**Blocco di testo:**
☆ ☆ ☆ ☆

Chi ha collaborato con Buena Vista conosce le oscillazioni ampie. Sa che mettono in crisi (se fatte bene) tutto un modo di essere basato sulla rigidità, proprio perché non permettono di fissare lo sguardo.
Un elemento che viene spesso sottovalutato è lo Shifting (in questo caso, movimento apparente delle cose); nelle oscillazioni ampie consiste nell’illusione, nel “desiderare” che tutto ciò che sta intorno si muova in senso opposto al movimento degli occhi. L’inconscio tentativo di “fermare il mondo” e quindi di afferrarsi ad un oggetto come ad un’ancora, fa si che i muscoli degli occhi mantengano la loro rigidezza e finisce ogni tanto per generare ansia, panico ed altre reazioni di resistenza.
Bates quindi propone di esercitare la percezione del movimento apparente ovunque ci sia movimento, cioè praticamente in ogni attività della vita quotidiana, compreso la lettura (la pagina si muove in direzione opposta al movimento degli occhi e della testa), la guida (i due lati della strada ci “vengono incontro”, etc)

☆ ☆ ☆ ☆

**Consegna:** Secondo il testo sulle oscillazioni ampie, che cosa finisce ogni tanto per generare l'inconscio tentativo di "fermare il mondo"?

**Dati estratti:**
☆ ☆ ☆ ☆

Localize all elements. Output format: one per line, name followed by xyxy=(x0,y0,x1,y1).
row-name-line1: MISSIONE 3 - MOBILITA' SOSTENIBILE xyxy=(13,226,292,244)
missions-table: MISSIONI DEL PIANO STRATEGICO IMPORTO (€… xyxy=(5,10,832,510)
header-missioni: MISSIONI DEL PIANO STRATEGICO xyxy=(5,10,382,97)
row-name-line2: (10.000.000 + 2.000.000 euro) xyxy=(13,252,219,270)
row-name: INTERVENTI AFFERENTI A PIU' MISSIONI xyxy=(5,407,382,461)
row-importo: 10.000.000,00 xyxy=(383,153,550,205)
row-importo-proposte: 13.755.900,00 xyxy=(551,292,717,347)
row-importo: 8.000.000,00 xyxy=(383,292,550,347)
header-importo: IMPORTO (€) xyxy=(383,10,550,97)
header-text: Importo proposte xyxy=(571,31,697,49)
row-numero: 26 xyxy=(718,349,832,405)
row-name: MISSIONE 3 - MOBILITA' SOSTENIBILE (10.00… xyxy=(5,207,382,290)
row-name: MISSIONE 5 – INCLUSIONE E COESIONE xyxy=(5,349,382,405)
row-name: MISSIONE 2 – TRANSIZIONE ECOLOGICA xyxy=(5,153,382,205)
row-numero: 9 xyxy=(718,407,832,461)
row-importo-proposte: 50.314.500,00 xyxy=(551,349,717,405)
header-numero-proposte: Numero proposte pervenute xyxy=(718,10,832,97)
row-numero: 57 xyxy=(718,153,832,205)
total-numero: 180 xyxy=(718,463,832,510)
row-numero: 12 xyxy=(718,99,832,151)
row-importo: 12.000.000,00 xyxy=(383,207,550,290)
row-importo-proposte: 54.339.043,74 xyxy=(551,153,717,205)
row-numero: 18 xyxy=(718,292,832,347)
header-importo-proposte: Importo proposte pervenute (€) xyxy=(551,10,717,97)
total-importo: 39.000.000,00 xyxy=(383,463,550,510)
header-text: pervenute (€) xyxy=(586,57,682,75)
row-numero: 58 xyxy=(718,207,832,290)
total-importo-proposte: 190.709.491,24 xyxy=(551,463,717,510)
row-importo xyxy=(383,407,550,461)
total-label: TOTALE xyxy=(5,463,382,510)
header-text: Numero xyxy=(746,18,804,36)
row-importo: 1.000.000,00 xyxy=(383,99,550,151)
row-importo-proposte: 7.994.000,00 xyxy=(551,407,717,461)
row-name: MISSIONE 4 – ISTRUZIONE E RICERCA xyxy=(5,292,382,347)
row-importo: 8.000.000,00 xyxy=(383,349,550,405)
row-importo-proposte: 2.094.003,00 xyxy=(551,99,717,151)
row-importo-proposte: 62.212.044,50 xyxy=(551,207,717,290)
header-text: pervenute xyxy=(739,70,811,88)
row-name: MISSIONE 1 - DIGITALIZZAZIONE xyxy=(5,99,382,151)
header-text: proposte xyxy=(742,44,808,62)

☆ ☆ ☆ ☆

**Soluzione:** Finisce ogni tanto per generare ansia, panico ed altre reazioni di resistenza.